■ The task ■
Only the pictures are to be left out; set down the rest of the records exactly.

■ Dataset extract ■
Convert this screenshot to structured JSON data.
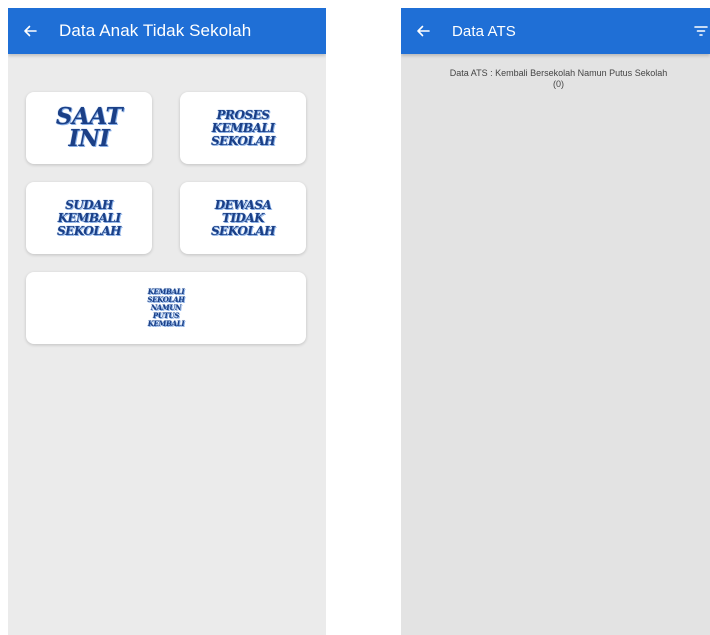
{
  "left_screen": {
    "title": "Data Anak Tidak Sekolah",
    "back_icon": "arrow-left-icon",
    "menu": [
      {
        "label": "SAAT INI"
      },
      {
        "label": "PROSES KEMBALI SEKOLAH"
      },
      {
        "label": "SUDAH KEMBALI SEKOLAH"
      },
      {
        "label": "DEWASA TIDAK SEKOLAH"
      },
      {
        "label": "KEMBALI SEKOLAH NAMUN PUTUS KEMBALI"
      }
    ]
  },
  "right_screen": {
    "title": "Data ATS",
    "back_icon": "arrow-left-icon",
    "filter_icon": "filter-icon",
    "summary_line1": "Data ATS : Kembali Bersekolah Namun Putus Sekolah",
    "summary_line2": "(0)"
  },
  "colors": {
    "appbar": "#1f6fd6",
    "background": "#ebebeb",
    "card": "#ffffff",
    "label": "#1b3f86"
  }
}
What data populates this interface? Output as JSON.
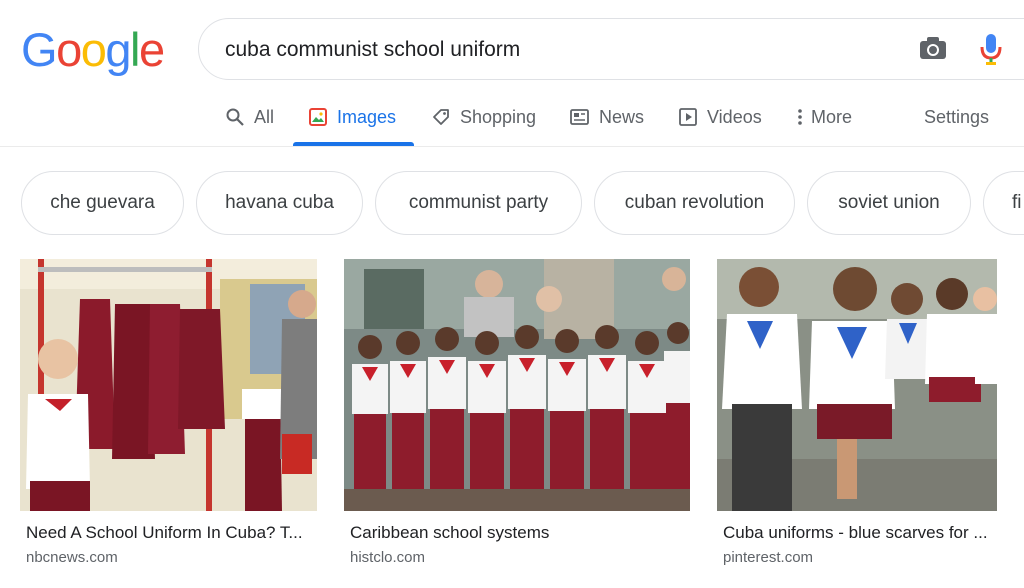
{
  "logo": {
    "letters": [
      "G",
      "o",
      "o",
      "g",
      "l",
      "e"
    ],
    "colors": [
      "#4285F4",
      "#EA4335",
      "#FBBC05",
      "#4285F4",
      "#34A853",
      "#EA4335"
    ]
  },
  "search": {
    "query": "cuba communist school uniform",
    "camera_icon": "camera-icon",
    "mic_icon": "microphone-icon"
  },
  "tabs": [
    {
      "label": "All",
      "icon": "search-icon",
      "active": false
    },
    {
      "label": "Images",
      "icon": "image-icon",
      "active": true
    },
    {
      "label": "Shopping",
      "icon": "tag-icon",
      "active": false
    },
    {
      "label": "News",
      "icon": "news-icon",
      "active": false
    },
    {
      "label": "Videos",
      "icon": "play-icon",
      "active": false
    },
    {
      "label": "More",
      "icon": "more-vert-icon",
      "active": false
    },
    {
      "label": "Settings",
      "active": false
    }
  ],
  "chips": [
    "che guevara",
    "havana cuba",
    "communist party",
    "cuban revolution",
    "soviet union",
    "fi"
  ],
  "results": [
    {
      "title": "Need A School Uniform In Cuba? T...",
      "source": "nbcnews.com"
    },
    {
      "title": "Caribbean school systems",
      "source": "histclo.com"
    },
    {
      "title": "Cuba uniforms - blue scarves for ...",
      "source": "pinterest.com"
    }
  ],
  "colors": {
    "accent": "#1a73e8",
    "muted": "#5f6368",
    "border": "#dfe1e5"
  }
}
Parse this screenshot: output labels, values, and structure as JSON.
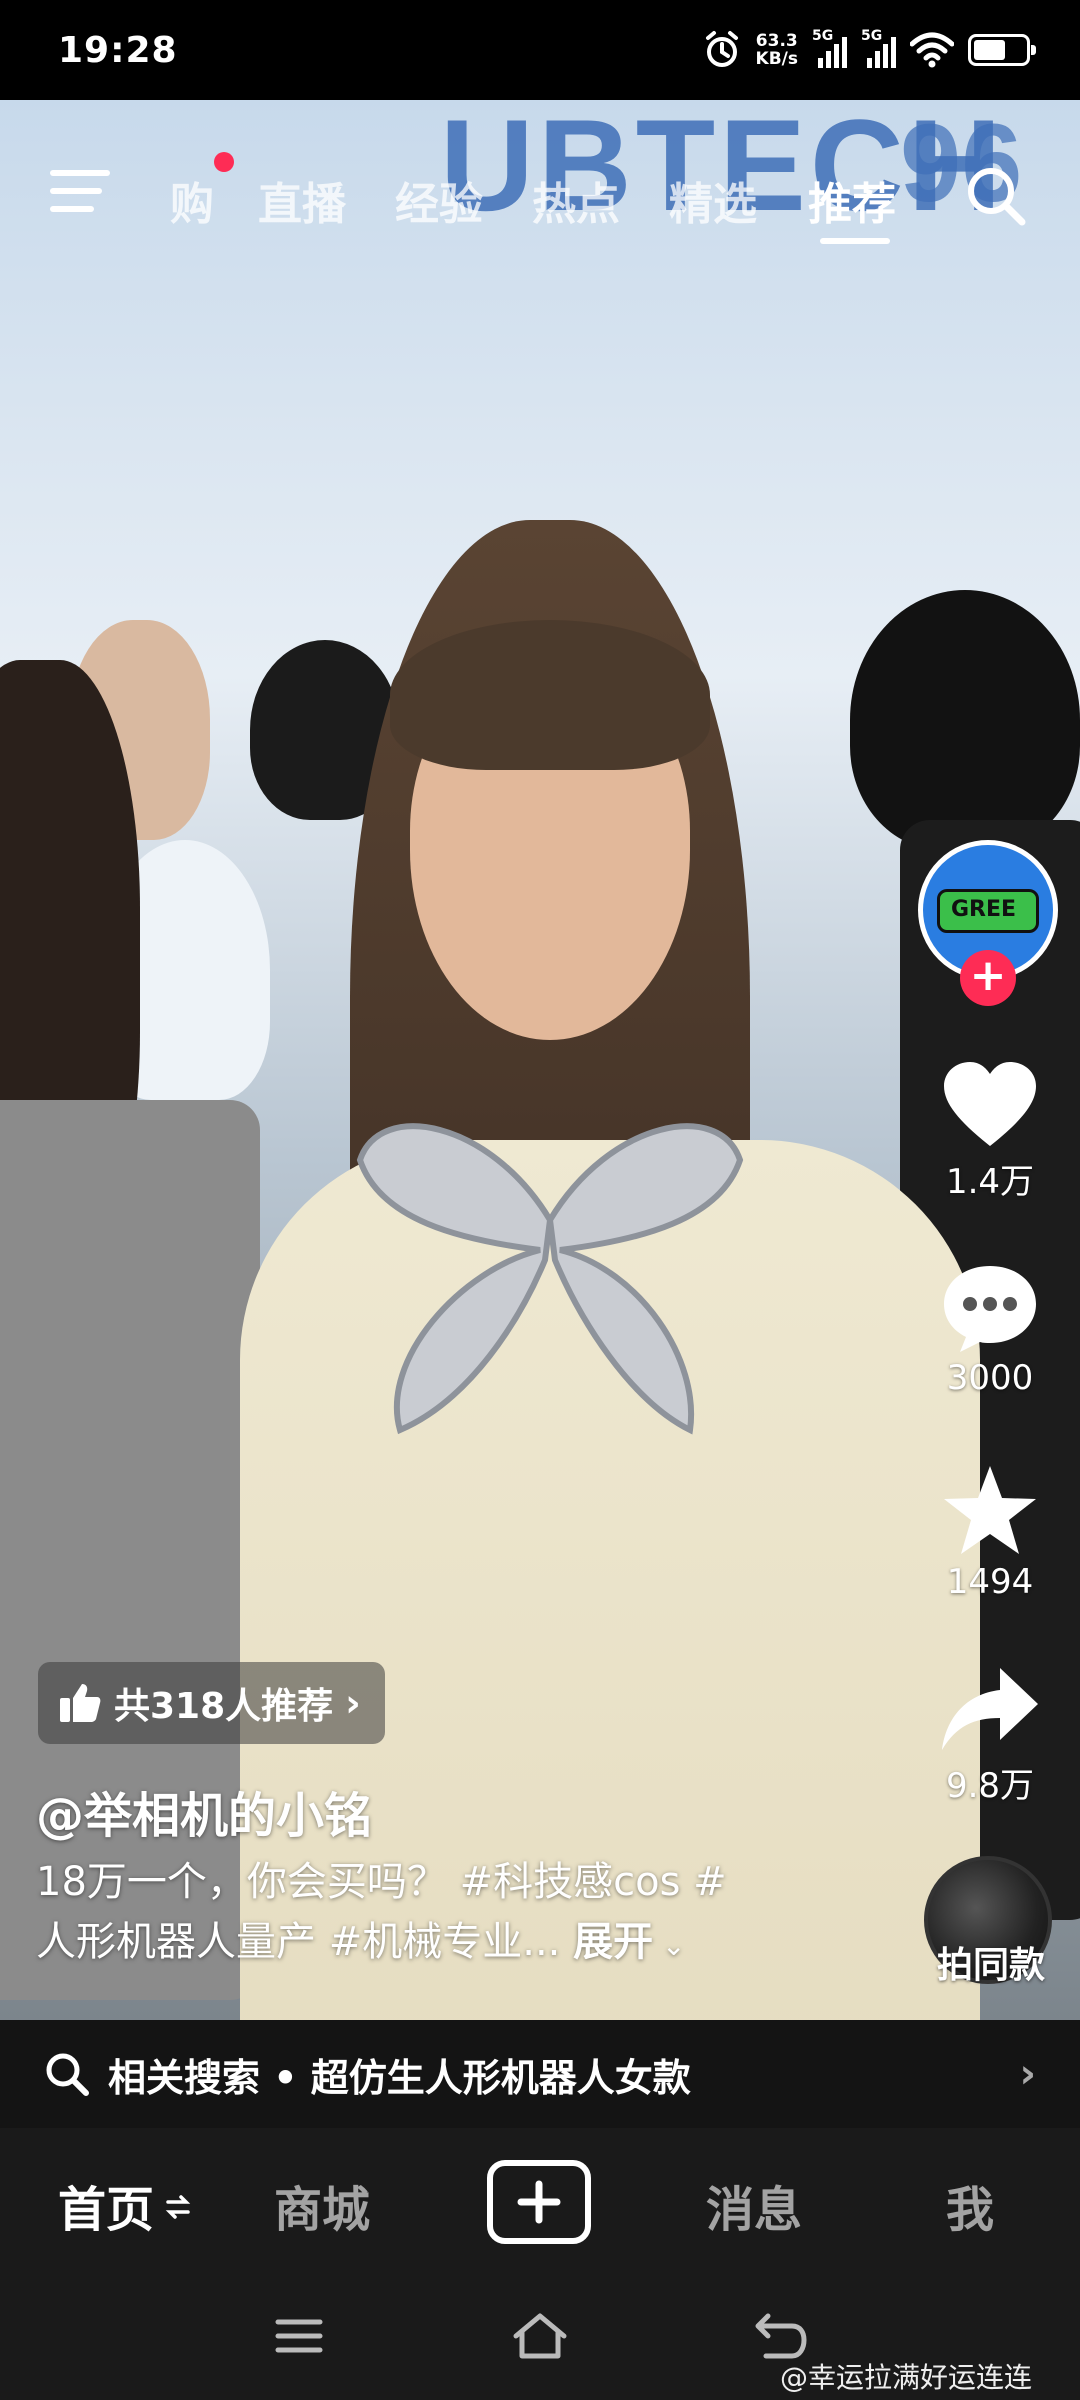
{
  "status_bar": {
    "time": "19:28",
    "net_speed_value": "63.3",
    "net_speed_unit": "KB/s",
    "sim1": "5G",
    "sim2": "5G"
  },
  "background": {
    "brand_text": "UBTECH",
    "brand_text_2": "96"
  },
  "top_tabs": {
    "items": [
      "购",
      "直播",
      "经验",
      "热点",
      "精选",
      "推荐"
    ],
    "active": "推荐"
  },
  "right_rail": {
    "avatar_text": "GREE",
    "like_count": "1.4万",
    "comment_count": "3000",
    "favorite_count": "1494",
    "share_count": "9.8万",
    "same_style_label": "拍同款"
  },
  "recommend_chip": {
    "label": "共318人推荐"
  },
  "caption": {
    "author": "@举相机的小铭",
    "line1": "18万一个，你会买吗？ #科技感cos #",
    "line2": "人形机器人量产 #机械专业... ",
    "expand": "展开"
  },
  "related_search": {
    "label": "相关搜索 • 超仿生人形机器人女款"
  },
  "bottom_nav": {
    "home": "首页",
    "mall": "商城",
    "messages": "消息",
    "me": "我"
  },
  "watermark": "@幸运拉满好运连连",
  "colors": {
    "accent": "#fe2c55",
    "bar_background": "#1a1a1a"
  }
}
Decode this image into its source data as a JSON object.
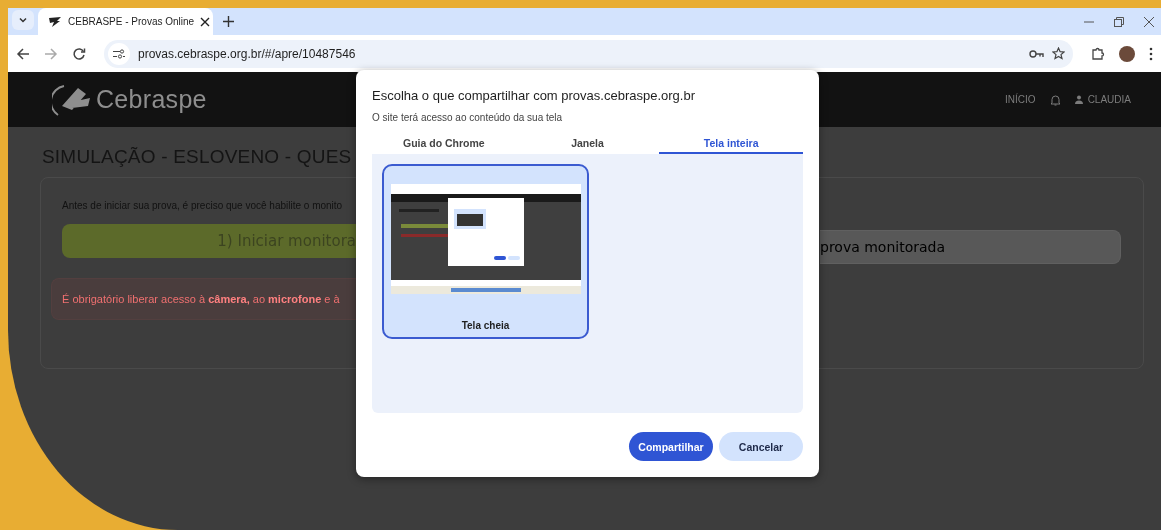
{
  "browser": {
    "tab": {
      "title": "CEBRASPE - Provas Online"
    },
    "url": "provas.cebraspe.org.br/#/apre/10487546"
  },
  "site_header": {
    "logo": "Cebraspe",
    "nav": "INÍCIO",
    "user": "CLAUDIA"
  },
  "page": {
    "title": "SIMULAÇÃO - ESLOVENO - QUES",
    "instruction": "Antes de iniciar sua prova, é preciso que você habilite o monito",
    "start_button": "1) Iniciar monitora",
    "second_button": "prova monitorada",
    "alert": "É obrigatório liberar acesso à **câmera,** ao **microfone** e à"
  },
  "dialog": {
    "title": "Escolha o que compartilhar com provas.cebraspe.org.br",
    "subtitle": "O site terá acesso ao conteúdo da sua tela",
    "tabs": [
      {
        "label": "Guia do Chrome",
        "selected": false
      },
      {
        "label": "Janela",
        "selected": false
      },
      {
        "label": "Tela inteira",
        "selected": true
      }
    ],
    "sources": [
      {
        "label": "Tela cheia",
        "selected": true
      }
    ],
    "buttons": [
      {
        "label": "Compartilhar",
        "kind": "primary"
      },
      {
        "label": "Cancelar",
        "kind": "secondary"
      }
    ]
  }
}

■ Result for this task ■
Convert this screenshot to structured JSON data.
{
  "left_screen": {
    "title": "Data Anak Tidak Sekolah",
    "back_icon": "arrow-left-icon",
    "menu": [
      {
        "label": "SAAT INI"
      },
      {
        "label": "PROSES KEMBALI SEKOLAH"
      },
      {
        "label": "SUDAH KEMBALI SEKOLAH"
      },
      {
        "label": "DEWASA TIDAK SEKOLAH"
      },
      {
        "label": "KEMBALI SEKOLAH NAMUN PUTUS KEMBALI"
      }
    ]
  },
  "right_screen": {
    "title": "Data ATS",
    "back_icon": "arrow-left-icon",
    "filter_icon": "filter-icon",
    "summary_line1": "Data ATS : Kembali Bersekolah Namun Putus Sekolah",
    "summary_line2": "(0)"
  },
  "colors": {
    "appbar": "#1f6fd6",
    "background": "#ebebeb",
    "card": "#ffffff",
    "label": "#1b3f86"
  }
}
What data populates this interface? Output as JSON.
{
  "logo": {
    "letters": [
      "G",
      "o",
      "o",
      "g",
      "l",
      "e"
    ],
    "colors": [
      "#4285F4",
      "#EA4335",
      "#FBBC05",
      "#4285F4",
      "#34A853",
      "#EA4335"
    ]
  },
  "search": {
    "query": "cuba communist school uniform",
    "camera_icon": "camera-icon",
    "mic_icon": "microphone-icon"
  },
  "tabs": [
    {
      "label": "All",
      "icon": "search-icon",
      "active": false
    },
    {
      "label": "Images",
      "icon": "image-icon",
      "active": true
    },
    {
      "label": "Shopping",
      "icon": "tag-icon",
      "active": false
    },
    {
      "label": "News",
      "icon": "news-icon",
      "active": false
    },
    {
      "label": "Videos",
      "icon": "play-icon",
      "active": false
    },
    {
      "label": "More",
      "icon": "more-vert-icon",
      "active": false
    },
    {
      "label": "Settings",
      "active": false
    }
  ],
  "chips": [
    "che guevara",
    "havana cuba",
    "communist party",
    "cuban revolution",
    "soviet union",
    "fi"
  ],
  "results": [
    {
      "title": "Need A School Uniform In Cuba? T...",
      "source": "nbcnews.com"
    },
    {
      "title": "Caribbean school systems",
      "source": "histclo.com"
    },
    {
      "title": "Cuba uniforms - blue scarves for ...",
      "source": "pinterest.com"
    }
  ],
  "colors": {
    "accent": "#1a73e8",
    "muted": "#5f6368",
    "border": "#dfe1e5"
  }
}
Parse this screenshot: output labels, values, and structure as JSON.
{
  "status_bar": {
    "time": "19:28",
    "net_speed_value": "63.3",
    "net_speed_unit": "KB/s",
    "sim1": "5G",
    "sim2": "5G"
  },
  "background": {
    "brand_text": "UBTECH",
    "brand_text_2": "96"
  },
  "top_tabs": {
    "items": [
      "购",
      "直播",
      "经验",
      "热点",
      "精选",
      "推荐"
    ],
    "active": "推荐"
  },
  "right_rail": {
    "avatar_text": "GREE",
    "like_count": "1.4万",
    "comment_count": "3000",
    "favorite_count": "1494",
    "share_count": "9.8万",
    "same_style_label": "拍同款"
  },
  "recommend_chip": {
    "label": "共318人推荐"
  },
  "caption": {
    "author": "@举相机的小铭",
    "line1": "18万一个，你会买吗？ #科技感cos #",
    "line2": "人形机器人量产 #机械专业... ",
    "expand": "展开"
  },
  "related_search": {
    "label": "相关搜索 • 超仿生人形机器人女款"
  },
  "bottom_nav": {
    "home": "首页",
    "mall": "商城",
    "messages": "消息",
    "me": "我"
  },
  "watermark": "@幸运拉满好运连连",
  "colors": {
    "accent": "#fe2c55",
    "bar_background": "#1a1a1a"
  }
}
Decode this image into its source data as a JSON object.
{
  "browser": {
    "tab": {
      "title": "CEBRASPE - Provas Online"
    },
    "url": "provas.cebraspe.org.br/#/apre/10487546"
  },
  "site_header": {
    "logo": "Cebraspe",
    "nav": "INÍCIO",
    "user": "CLAUDIA"
  },
  "page": {
    "title": "SIMULAÇÃO - ESLOVENO - QUES",
    "instruction": "Antes de iniciar sua prova, é preciso que você habilite o monito",
    "start_button": "1) Iniciar monitora",
    "second_button": "prova monitorada",
    "alert": "É obrigatório liberar acesso à **câmera,** ao **microfone** e à"
  },
  "dialog": {
    "title": "Escolha o que compartilhar com provas.cebraspe.org.br",
    "subtitle": "O site terá acesso ao conteúdo da sua tela",
    "tabs": [
      {
        "label": "Guia do Chrome",
        "selected": false
      },
      {
        "label": "Janela",
        "selected": false
      },
      {
        "label": "Tela inteira",
        "selected": true
      }
    ],
    "sources": [
      {
        "label": "Tela cheia",
        "selected": true
      }
    ],
    "buttons": [
      {
        "label": "Compartilhar",
        "kind": "primary"
      },
      {
        "label": "Cancelar",
        "kind": "secondary"
      }
    ]
  }
}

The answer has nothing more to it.